§ DESCRIPTION OF THE TASK:
Gather, from the data below, each line in which the word "sure" occurs.

──────── SUPPLIED ENTRIES ────────

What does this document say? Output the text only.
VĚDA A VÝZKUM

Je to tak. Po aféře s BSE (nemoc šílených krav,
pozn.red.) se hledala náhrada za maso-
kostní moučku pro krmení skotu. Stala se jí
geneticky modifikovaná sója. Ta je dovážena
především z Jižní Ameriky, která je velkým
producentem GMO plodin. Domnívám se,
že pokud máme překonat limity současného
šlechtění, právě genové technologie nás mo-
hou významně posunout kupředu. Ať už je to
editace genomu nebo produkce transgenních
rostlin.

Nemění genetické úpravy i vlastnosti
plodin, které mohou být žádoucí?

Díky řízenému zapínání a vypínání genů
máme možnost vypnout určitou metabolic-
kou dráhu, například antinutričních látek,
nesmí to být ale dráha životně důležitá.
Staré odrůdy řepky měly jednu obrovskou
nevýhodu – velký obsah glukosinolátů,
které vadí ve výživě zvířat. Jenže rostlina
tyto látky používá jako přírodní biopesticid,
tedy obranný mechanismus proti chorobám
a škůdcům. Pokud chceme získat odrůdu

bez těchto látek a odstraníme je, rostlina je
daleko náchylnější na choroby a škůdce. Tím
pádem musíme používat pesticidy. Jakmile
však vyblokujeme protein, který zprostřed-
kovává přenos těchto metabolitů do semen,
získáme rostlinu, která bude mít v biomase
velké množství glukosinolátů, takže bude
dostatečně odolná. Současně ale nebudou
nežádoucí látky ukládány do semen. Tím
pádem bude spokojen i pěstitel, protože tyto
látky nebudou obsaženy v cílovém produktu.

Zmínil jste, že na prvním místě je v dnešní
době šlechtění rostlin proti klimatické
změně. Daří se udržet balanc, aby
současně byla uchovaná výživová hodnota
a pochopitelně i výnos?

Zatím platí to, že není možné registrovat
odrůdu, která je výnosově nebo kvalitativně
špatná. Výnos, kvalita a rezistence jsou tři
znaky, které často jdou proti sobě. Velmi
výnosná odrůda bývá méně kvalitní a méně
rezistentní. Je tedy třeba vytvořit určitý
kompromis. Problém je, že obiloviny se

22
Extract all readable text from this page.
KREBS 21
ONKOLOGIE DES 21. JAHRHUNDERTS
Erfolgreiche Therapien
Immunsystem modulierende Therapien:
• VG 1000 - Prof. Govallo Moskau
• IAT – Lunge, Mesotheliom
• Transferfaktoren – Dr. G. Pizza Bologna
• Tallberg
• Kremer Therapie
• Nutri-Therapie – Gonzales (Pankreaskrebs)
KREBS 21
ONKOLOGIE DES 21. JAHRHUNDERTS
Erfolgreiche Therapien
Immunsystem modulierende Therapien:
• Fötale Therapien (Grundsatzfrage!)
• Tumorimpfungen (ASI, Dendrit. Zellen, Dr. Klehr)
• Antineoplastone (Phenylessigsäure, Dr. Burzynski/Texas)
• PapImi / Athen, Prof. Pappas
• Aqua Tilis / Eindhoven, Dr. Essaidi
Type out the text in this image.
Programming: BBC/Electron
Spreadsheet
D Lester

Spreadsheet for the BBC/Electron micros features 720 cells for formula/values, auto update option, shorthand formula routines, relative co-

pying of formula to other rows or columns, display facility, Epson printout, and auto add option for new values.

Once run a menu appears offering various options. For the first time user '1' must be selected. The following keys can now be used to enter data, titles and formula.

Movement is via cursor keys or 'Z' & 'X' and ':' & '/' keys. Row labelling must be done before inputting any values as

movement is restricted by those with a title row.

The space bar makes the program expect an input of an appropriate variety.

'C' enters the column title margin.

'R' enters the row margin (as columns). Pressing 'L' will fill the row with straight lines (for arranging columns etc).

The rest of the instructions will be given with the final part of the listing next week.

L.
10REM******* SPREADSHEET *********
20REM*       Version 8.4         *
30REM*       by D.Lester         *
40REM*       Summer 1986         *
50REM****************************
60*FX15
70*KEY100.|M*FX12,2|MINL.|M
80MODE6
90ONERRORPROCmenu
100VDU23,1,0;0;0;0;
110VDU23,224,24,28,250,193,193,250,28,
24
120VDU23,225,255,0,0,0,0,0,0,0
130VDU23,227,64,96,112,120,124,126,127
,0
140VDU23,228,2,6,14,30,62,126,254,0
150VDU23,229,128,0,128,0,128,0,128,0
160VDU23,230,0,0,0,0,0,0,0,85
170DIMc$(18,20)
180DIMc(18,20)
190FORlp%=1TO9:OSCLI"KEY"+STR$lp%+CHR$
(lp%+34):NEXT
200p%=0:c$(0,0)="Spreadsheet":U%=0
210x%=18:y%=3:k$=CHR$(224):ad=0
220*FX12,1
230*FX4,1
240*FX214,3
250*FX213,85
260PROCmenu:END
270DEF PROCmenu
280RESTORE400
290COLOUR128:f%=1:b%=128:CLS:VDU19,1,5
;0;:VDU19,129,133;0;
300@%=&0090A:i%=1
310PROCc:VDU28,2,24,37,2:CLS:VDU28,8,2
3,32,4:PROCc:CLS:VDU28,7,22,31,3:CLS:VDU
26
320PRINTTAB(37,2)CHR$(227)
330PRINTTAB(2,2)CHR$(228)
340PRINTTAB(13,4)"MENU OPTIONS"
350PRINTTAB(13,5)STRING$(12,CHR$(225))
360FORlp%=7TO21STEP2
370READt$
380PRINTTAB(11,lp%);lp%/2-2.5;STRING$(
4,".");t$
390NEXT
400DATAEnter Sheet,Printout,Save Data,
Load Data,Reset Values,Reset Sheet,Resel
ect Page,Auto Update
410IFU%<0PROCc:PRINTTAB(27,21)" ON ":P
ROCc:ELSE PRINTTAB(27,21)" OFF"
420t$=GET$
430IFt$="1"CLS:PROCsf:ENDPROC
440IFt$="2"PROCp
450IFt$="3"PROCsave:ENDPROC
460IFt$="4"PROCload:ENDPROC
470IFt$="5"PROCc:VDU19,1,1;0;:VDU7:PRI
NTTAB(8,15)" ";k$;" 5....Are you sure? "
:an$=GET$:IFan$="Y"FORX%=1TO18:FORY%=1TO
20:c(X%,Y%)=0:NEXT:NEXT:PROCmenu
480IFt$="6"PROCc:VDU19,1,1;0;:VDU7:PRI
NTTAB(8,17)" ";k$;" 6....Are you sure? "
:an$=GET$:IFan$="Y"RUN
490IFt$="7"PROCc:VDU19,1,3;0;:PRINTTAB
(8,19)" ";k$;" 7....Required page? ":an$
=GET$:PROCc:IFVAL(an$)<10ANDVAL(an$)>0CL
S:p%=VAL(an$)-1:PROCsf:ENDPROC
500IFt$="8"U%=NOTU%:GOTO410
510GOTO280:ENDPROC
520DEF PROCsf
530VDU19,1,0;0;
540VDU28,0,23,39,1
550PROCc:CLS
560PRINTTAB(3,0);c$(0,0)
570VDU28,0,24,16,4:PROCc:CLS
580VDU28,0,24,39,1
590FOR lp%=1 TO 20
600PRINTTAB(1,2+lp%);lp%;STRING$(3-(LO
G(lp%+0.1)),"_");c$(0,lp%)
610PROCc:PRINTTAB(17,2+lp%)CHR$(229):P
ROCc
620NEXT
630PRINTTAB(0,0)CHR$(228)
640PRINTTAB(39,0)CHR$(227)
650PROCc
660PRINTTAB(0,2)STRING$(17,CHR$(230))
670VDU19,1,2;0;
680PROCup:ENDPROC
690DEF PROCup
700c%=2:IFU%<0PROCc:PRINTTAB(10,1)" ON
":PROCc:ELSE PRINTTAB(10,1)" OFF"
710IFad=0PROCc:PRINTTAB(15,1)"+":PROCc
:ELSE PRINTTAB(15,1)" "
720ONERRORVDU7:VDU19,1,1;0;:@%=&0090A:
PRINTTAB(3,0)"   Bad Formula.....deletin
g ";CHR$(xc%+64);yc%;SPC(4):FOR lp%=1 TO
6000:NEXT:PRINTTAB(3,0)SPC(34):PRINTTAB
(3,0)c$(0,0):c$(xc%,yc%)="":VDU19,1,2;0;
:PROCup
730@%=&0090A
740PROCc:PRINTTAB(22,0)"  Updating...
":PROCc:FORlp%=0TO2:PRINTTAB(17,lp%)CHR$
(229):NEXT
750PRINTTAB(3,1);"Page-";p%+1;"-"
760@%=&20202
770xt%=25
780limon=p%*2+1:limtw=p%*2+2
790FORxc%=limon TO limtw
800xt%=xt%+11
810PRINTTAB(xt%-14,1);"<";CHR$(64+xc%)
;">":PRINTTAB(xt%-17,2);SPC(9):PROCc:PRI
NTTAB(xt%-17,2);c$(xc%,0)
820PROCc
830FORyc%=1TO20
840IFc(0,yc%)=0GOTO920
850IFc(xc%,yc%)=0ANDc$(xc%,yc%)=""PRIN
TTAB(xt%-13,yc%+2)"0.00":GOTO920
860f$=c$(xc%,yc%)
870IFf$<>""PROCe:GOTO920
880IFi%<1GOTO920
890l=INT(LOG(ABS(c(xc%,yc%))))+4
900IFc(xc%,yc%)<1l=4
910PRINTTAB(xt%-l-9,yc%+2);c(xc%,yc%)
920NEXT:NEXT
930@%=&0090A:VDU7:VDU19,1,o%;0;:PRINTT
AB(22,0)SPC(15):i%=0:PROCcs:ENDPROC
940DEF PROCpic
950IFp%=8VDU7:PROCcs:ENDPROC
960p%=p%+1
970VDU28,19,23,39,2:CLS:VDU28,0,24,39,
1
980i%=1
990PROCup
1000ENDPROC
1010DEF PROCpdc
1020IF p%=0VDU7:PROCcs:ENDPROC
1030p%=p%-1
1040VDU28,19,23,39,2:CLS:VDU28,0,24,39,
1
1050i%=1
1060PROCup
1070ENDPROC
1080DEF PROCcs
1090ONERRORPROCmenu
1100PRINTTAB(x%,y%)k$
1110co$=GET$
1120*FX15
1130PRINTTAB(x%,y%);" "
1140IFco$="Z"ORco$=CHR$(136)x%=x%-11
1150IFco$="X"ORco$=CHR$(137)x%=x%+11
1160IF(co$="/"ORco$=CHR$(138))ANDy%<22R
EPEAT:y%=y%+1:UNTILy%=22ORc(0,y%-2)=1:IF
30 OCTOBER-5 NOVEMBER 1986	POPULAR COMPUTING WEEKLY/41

────────

§ EXERCISE OUTPUT:
NTTAB(8,15)" ";k$;" 5....Are you sure? "
NTTAB(8,17)" ";k$;" 6....Are you sure? "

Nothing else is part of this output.